Stored items
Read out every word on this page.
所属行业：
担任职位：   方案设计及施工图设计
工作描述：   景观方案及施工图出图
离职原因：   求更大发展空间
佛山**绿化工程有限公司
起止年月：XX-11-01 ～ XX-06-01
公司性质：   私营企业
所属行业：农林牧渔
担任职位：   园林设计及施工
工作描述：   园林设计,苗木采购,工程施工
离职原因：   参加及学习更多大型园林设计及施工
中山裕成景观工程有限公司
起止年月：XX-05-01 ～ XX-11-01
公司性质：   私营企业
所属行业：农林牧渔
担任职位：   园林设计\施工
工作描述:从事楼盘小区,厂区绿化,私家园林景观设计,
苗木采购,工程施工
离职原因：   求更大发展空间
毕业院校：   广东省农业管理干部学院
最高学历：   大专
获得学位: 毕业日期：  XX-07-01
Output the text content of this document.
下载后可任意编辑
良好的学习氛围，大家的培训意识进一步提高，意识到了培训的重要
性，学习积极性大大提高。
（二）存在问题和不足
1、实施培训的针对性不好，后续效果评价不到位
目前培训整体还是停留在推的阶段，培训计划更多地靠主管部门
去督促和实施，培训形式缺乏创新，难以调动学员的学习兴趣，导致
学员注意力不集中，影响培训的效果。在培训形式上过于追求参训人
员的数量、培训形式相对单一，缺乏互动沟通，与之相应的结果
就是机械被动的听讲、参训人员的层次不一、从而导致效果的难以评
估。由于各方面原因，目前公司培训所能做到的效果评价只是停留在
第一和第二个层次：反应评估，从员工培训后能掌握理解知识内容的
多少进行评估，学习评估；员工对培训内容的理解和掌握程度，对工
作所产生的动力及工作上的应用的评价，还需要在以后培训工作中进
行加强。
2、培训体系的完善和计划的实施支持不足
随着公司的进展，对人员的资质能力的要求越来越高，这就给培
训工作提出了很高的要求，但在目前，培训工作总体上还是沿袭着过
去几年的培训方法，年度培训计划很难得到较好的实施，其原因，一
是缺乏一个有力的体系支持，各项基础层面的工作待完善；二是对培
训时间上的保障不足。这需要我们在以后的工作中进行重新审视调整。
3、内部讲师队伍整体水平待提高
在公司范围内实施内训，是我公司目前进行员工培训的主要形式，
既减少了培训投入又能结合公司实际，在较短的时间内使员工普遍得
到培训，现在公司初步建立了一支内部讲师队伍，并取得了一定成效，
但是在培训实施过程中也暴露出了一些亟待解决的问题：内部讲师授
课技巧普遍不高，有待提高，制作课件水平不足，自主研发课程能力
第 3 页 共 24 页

EXERCISE BRIEF
Across the material above, count every line holding "工作描述" and write down only the number.

FINISHED EXERCISE
3